## Provided records
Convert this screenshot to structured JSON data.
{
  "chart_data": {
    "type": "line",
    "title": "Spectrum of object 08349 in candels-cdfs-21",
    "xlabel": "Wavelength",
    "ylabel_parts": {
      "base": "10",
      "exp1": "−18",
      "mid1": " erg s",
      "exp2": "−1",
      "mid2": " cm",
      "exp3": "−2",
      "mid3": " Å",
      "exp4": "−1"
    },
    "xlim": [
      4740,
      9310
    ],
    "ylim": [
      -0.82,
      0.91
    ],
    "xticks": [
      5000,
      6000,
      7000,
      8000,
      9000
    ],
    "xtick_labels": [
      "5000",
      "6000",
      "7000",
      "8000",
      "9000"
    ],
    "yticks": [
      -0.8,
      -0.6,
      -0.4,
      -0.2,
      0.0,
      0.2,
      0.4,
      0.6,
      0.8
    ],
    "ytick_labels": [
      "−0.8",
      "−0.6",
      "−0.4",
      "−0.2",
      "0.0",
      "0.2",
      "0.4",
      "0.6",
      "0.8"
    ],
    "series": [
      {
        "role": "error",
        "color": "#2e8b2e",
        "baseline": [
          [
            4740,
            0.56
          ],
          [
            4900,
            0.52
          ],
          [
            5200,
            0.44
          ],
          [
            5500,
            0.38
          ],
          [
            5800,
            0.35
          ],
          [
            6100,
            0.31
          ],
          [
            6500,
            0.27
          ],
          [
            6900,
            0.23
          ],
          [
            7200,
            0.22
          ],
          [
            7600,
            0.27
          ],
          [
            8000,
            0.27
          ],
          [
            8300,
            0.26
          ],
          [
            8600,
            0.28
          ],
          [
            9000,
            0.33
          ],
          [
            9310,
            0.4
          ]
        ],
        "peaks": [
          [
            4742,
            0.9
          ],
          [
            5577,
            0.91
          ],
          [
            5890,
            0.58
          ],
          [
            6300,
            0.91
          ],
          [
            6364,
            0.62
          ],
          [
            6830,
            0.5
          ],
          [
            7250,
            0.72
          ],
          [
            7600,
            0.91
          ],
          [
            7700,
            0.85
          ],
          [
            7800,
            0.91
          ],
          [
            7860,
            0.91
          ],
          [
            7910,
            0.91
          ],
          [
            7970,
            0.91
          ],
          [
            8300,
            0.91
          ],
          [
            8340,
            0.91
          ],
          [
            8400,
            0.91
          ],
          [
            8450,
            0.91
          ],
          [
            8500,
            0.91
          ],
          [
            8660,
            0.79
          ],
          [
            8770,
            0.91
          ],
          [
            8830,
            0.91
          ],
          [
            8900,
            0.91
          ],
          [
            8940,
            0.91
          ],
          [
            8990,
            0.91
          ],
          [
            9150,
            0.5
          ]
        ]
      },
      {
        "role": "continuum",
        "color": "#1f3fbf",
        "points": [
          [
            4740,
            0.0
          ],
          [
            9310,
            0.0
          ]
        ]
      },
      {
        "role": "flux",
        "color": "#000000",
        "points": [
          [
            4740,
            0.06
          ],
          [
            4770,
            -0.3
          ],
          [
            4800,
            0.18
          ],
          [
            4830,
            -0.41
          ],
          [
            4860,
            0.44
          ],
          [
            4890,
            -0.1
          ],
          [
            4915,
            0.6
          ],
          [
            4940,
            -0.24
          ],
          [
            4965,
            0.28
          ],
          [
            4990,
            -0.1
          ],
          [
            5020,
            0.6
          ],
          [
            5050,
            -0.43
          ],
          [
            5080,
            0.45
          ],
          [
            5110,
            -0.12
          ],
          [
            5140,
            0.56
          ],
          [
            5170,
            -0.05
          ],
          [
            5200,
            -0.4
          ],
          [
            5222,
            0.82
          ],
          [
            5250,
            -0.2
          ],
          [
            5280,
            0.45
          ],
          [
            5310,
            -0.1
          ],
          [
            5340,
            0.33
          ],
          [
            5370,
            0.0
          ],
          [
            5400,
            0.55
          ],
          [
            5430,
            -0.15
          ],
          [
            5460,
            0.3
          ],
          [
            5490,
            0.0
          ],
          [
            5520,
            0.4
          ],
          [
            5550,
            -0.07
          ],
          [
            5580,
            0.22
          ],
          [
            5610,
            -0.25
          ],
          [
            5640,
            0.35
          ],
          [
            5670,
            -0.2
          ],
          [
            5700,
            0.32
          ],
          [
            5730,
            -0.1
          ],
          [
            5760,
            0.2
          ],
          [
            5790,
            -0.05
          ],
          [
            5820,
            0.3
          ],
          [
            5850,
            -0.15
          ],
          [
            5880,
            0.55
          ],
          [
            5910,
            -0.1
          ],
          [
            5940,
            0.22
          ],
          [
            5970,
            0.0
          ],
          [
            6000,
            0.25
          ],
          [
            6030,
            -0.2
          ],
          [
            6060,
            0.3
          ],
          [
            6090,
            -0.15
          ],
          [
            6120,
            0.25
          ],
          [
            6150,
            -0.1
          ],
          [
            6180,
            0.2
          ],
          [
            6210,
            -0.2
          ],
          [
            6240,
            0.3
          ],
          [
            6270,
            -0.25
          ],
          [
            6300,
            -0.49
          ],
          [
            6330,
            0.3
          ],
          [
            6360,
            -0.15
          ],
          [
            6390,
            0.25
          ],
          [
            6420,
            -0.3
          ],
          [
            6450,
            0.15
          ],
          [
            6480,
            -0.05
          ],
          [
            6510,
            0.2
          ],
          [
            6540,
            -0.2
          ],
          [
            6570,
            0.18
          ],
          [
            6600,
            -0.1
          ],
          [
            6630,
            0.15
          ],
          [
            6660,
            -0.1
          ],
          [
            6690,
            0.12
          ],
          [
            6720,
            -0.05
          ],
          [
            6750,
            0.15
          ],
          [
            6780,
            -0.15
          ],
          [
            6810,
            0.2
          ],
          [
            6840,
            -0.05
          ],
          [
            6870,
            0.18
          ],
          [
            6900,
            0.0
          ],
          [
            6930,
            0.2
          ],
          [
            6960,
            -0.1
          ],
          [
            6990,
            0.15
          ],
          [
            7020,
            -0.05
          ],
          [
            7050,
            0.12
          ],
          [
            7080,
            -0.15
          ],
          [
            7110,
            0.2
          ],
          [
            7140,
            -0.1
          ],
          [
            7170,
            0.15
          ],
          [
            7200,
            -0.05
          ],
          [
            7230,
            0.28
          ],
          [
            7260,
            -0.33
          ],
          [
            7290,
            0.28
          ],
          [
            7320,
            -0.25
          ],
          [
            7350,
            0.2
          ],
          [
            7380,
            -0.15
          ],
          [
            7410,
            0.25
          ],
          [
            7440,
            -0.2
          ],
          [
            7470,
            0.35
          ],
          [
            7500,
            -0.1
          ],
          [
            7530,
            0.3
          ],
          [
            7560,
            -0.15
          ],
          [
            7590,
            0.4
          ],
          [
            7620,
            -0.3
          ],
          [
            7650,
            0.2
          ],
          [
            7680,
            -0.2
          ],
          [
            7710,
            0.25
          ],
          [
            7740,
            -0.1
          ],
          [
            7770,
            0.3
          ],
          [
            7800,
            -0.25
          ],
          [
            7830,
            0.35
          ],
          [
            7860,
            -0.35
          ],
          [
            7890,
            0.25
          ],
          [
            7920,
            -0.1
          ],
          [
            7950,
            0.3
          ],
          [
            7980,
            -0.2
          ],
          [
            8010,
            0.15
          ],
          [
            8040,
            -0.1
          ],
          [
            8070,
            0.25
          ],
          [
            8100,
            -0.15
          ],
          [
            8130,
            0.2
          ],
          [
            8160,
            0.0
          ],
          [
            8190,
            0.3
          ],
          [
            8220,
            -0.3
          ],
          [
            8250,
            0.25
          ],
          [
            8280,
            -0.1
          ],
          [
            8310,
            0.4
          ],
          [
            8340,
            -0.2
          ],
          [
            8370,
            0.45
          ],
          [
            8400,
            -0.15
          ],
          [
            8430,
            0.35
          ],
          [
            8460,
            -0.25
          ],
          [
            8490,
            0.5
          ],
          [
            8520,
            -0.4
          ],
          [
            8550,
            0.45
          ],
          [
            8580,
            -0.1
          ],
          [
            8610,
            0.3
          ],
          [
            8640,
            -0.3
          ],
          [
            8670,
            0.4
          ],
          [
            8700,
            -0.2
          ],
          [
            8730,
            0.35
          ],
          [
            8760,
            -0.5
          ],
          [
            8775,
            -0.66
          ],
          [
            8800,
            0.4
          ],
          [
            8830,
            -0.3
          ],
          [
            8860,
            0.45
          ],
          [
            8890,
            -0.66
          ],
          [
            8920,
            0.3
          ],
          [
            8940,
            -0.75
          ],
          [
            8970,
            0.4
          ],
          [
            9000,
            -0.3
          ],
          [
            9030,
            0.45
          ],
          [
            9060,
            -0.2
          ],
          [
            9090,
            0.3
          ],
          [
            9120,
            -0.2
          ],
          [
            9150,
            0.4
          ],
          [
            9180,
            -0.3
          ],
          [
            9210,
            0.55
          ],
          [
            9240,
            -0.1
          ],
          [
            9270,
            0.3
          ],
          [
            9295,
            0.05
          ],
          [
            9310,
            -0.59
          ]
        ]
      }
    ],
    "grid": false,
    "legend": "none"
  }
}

## Task brief
Identify every line where the string "color" appears.

## Finished task
        "color": "#2e8b2e",
        "color": "#1f3fbf",
        "color": "#000000",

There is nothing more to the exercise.